● **AIM**
Without the pictures, return all of the material exactly as written.

(Collected data entries)
+ + + + + + +
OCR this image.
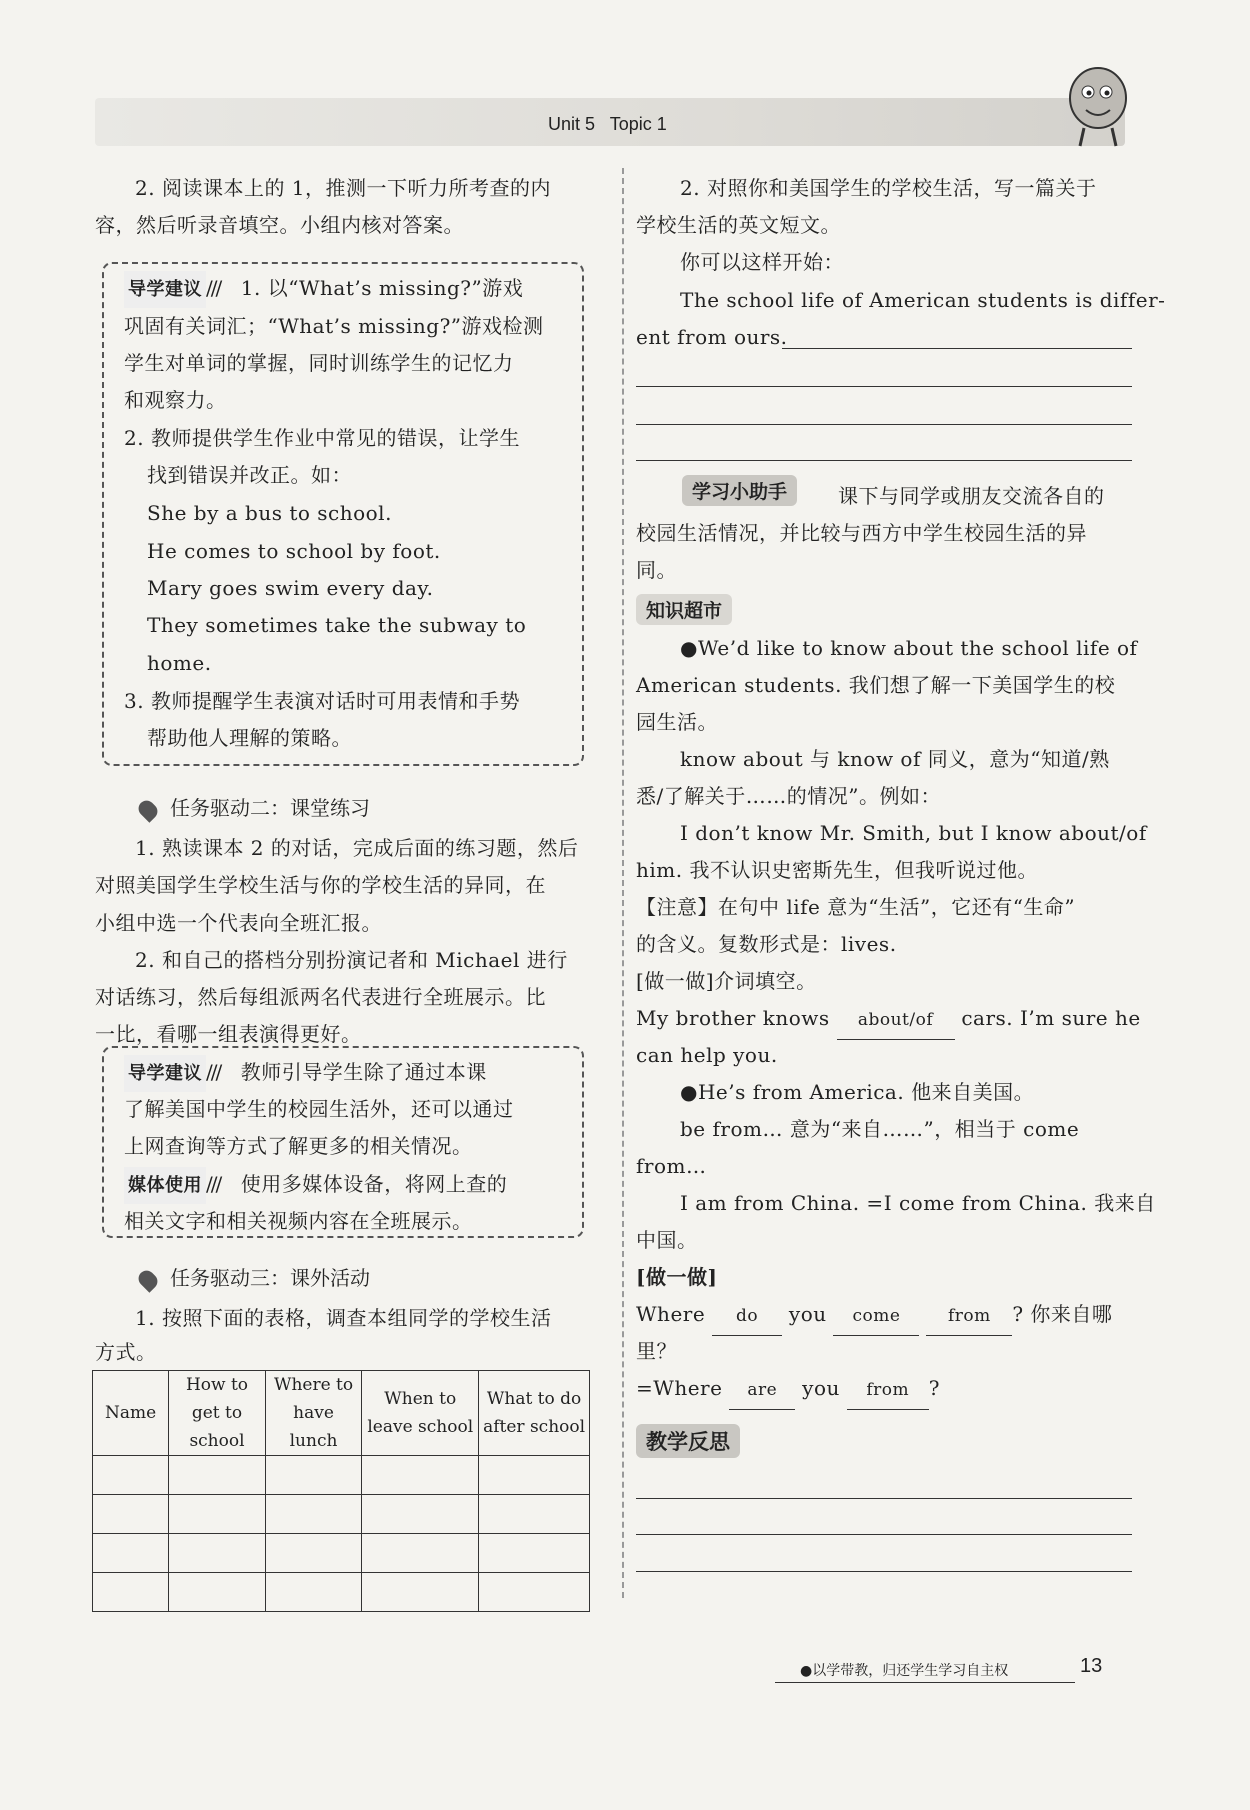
Unit 5 Topic 1
2. 阅读课本上的 1，推测一下听力所考查的内
容，然后听录音填空。小组内核对答案。
导学建议 /// 1. 以“What’s missing?”游戏
巩固有关词汇；“What’s missing?”游戏检测
学生对单词的掌握，同时训练学生的记忆力
和观察力。
2. 教师提供学生作业中常见的错误，让学生
找到错误并改正。如：
She by a bus to school.
He comes to school by foot.
Mary goes swim every day.
They sometimes take the subway to
home.
3. 教师提醒学生表演对话时可用表情和手势
帮助他人理解的策略。
任务驱动二：课堂练习
1. 熟读课本 2 的对话，完成后面的练习题，然后
对照美国学生学校生活与你的学校生活的异同，在
小组中选一个代表向全班汇报。
2. 和自己的搭档分别扮演记者和 Michael 进行
对话练习，然后每组派两名代表进行全班展示。比
一比，看哪一组表演得更好。
导学建议 /// 教师引导学生除了通过本课
了解美国中学生的校园生活外，还可以通过
上网查询等方式了解更多的相关情况。
媒体使用 /// 使用多媒体设备，将网上查的
相关文字和相关视频内容在全班展示。
任务驱动三：课外活动
1. 按照下面的表格，调查本组同学的学校生活
方式。
Name	How to get to school	Where to have lunch	When to leave school	What to do after school

2. 对照你和美国学生的学校生活，写一篇关于
学校生活的英文短文。
你可以这样开始：
The school life of American students is differ-
ent from ours.
学习小助手	课下与同学或朋友交流各自的
校园生活情况，并比较与西方中学生校园生活的异
同。
知识超市
●We’d like to know about the school life of
American students. 我们想了解一下美国学生的校
园生活。
know about 与 know of 同义，意为“知道/熟
悉/了解关于……的情况”。例如：
I don’t know Mr. Smith, but I know about/of
him. 我不认识史密斯先生，但我听说过他。
【注意】在句中 life 意为“生活”，它还有“生命”
的含义。复数形式是：lives.
[做一做]介词填空。
My brother knows about/of cars. I’m sure he
can help you.
●He’s from America. 他来自美国。
be from… 意为“来自……”，相当于 come
from…
I am from China. =I come from China. 我来自
中国。
[做一做]
Where do you come	from ? 你来自哪
里？
=Where are you from ?
教学反思
●以学带教，归还学生学习自主权	13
+ + + + + + +
● **RESULT OF THE EXERCISE**
OCR this image.
Unit 5 Topic 1
2. 阅读课本上的 1，推测一下听力所考查的内
容，然后听录音填空。小组内核对答案。
导学建议 /// 1. 以“What’s missing?”游戏
巩固有关词汇；“What’s missing?”游戏检测
学生对单词的掌握，同时训练学生的记忆力
和观察力。
2. 教师提供学生作业中常见的错误，让学生
找到错误并改正。如：
She by a bus to school.
He comes to school by foot.
Mary goes swim every day.
They sometimes take the subway to
home.
3. 教师提醒学生表演对话时可用表情和手势
帮助他人理解的策略。
任务驱动二：课堂练习
1. 熟读课本 2 的对话，完成后面的练习题，然后
对照美国学生学校生活与你的学校生活的异同，在
小组中选一个代表向全班汇报。
2. 和自己的搭档分别扮演记者和 Michael 进行
对话练习，然后每组派两名代表进行全班展示。比
一比，看哪一组表演得更好。
导学建议 /// 教师引导学生除了通过本课
了解美国中学生的校园生活外，还可以通过
上网查询等方式了解更多的相关情况。
媒体使用 /// 使用多媒体设备，将网上查的
相关文字和相关视频内容在全班展示。
任务驱动三：课外活动
1. 按照下面的表格，调查本组同学的学校生活
方式。
Name	How to get to school	Where to have lunch	When to leave school	What to do after school

2. 对照你和美国学生的学校生活，写一篇关于
学校生活的英文短文。
你可以这样开始：
The school life of American students is differ-
ent from ours.
学习小助手	课下与同学或朋友交流各自的
校园生活情况，并比较与西方中学生校园生活的异
同。
知识超市
●We’d like to know about the school life of
American students. 我们想了解一下美国学生的校
园生活。
know about 与 know of 同义，意为“知道/熟
悉/了解关于……的情况”。例如：
I don’t know Mr. Smith, but I know about/of
him. 我不认识史密斯先生，但我听说过他。
【注意】在句中 life 意为“生活”，它还有“生命”
的含义。复数形式是：lives.
[做一做]介词填空。
My brother knows about/of cars. I’m sure he
can help you.
●He’s from America. 他来自美国。
be from… 意为“来自……”，相当于 come
from…
I am from China. =I come from China. 我来自
中国。
[做一做]
Where do you come	from ? 你来自哪
里？
=Where are you from ?
教学反思
●以学带教，归还学生学习自主权	13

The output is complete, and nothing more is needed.